### [Problem description]
For the entries below, how many lines include the word "name"? Give the figure and nothing more.

· · · · · · ·

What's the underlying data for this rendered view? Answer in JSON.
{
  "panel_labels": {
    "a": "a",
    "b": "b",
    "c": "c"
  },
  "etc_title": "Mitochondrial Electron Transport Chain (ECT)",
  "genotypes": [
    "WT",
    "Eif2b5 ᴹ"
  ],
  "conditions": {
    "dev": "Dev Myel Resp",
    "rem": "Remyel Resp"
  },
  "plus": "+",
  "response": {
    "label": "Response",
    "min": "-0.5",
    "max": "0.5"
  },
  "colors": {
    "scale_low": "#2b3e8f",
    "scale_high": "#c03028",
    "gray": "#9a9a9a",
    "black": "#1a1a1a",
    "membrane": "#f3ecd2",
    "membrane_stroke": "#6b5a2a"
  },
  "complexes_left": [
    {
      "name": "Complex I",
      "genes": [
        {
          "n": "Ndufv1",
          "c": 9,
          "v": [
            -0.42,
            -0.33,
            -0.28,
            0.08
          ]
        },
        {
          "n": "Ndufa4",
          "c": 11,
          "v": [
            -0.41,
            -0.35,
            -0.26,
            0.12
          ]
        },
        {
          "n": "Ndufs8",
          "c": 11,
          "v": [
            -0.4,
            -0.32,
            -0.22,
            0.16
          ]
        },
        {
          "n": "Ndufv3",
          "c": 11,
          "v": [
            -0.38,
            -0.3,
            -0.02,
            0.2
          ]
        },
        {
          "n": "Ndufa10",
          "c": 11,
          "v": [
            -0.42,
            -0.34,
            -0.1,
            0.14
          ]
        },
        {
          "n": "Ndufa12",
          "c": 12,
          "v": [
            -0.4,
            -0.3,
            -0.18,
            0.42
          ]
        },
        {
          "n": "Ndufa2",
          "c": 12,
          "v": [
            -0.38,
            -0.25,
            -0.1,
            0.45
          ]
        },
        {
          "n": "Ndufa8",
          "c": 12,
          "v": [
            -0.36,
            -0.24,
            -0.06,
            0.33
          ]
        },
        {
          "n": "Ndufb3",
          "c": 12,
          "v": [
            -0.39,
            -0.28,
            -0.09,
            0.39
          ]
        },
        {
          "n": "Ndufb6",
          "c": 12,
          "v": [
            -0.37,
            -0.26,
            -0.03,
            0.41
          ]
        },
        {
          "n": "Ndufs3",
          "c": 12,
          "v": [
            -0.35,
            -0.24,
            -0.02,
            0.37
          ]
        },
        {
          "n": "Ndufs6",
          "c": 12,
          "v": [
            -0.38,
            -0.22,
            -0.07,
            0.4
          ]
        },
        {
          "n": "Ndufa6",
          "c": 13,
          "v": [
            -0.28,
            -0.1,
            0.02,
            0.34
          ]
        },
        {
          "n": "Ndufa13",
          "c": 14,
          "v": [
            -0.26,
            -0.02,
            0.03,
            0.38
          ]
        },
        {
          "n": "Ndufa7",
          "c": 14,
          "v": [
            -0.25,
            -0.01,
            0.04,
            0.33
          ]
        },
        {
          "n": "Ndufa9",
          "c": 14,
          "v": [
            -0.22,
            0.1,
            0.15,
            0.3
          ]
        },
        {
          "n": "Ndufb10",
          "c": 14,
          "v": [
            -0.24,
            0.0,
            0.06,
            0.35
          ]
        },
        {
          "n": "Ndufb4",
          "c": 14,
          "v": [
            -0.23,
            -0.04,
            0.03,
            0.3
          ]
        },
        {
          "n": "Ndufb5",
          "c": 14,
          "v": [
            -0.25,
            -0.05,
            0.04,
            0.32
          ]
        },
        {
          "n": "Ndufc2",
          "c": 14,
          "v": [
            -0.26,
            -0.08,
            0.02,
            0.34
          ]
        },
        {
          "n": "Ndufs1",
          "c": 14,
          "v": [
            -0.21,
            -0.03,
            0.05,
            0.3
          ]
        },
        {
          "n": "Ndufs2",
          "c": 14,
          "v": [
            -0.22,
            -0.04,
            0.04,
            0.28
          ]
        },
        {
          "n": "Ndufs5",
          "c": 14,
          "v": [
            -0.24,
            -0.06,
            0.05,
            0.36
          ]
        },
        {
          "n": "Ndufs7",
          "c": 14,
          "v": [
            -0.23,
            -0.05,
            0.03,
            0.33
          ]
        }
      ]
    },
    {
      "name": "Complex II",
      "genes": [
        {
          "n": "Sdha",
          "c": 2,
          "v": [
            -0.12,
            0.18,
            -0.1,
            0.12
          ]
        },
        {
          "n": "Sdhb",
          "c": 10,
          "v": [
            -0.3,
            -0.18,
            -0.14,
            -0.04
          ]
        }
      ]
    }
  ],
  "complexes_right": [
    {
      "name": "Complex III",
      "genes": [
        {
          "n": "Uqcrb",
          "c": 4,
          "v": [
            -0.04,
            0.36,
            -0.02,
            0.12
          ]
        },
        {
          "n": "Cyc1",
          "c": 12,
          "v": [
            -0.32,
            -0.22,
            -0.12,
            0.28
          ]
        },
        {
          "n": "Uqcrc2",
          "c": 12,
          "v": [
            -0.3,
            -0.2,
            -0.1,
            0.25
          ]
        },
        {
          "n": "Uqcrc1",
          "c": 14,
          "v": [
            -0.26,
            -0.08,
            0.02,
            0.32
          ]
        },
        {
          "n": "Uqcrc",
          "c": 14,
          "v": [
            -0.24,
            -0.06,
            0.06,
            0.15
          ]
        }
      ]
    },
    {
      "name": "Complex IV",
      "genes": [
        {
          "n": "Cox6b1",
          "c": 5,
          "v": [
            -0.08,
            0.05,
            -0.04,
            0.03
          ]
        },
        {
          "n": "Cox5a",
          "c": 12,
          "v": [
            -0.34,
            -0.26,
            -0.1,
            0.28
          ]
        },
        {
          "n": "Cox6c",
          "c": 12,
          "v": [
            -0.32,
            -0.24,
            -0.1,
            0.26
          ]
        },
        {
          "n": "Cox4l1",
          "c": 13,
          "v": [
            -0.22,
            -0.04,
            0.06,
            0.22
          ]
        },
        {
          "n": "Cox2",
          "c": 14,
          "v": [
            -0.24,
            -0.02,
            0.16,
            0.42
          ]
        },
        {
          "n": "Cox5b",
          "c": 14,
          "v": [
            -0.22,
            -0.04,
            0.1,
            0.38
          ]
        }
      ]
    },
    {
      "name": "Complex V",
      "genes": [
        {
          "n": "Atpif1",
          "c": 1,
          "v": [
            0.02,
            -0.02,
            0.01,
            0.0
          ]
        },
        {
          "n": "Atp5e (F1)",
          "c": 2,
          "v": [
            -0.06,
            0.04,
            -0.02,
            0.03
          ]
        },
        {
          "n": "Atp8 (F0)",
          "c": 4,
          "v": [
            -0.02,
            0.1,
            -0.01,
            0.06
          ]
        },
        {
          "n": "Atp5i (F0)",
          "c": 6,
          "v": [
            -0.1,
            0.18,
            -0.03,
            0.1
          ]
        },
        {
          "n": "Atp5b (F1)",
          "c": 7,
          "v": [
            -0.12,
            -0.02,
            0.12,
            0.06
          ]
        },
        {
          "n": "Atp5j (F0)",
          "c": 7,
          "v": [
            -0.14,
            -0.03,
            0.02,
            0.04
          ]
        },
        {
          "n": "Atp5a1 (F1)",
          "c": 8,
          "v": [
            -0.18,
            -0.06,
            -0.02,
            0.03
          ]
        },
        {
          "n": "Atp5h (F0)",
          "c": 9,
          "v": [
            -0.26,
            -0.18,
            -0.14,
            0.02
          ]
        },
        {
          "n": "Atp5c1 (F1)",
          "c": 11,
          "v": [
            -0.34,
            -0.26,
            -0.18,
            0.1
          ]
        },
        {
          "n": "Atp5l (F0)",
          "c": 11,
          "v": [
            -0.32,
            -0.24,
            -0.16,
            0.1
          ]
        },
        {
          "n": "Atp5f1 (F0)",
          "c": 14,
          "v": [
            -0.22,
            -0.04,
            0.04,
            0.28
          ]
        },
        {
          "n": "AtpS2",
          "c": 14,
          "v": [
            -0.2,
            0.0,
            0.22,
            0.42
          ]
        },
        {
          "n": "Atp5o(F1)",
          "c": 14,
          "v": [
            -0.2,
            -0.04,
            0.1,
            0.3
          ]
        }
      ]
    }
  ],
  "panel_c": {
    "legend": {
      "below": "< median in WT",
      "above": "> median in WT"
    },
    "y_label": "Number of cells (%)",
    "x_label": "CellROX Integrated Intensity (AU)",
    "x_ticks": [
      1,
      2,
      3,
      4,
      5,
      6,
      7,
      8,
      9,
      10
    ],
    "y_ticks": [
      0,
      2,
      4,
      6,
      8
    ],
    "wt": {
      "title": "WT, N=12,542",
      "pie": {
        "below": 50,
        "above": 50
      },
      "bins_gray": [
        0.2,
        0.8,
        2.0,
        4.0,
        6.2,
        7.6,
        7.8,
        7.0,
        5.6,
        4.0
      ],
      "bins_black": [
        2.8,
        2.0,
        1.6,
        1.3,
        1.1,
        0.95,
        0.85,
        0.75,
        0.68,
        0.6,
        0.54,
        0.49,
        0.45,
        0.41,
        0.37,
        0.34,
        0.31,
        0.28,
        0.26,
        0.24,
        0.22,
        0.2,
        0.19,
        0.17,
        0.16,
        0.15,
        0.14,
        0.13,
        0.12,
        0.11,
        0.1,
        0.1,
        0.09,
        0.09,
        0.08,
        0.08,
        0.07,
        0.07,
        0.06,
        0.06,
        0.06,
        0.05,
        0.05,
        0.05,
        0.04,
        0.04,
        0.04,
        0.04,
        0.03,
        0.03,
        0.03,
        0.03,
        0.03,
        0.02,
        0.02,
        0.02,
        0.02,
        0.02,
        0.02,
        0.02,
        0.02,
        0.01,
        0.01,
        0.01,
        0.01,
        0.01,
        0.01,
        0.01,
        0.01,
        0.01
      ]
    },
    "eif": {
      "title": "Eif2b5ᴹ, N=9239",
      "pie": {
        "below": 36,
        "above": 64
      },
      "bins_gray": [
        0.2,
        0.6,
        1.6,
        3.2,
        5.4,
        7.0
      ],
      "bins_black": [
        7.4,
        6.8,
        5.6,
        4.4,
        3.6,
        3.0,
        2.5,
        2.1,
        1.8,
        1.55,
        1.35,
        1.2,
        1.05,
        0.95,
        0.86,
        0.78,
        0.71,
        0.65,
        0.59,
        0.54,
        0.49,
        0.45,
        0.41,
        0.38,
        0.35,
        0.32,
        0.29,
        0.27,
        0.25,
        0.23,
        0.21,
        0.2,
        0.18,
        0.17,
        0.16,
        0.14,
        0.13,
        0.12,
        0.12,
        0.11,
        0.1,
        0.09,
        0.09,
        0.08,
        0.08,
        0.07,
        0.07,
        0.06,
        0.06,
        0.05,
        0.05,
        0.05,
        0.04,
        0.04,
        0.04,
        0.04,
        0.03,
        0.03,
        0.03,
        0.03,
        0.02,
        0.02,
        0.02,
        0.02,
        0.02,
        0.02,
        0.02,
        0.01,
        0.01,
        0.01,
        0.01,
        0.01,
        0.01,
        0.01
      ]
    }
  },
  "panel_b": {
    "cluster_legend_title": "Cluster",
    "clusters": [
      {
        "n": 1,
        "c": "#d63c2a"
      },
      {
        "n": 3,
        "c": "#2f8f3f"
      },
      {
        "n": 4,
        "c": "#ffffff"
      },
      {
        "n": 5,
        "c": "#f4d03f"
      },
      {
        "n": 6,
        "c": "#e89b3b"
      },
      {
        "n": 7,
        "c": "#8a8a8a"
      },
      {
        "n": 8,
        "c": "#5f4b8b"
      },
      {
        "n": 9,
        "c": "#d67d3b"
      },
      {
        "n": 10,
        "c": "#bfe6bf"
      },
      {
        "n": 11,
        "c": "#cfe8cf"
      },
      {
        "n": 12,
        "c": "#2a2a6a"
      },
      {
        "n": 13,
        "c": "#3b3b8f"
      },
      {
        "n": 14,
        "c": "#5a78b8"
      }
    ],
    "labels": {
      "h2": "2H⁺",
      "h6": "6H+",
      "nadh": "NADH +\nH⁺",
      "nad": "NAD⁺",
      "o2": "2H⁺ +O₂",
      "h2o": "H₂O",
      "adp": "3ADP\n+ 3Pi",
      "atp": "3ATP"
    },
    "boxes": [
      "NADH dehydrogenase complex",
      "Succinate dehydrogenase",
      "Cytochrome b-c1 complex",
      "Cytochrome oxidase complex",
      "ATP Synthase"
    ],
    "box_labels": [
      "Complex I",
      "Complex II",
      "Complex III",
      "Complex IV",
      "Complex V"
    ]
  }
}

· · · · · · ·

### [Output for this task]
5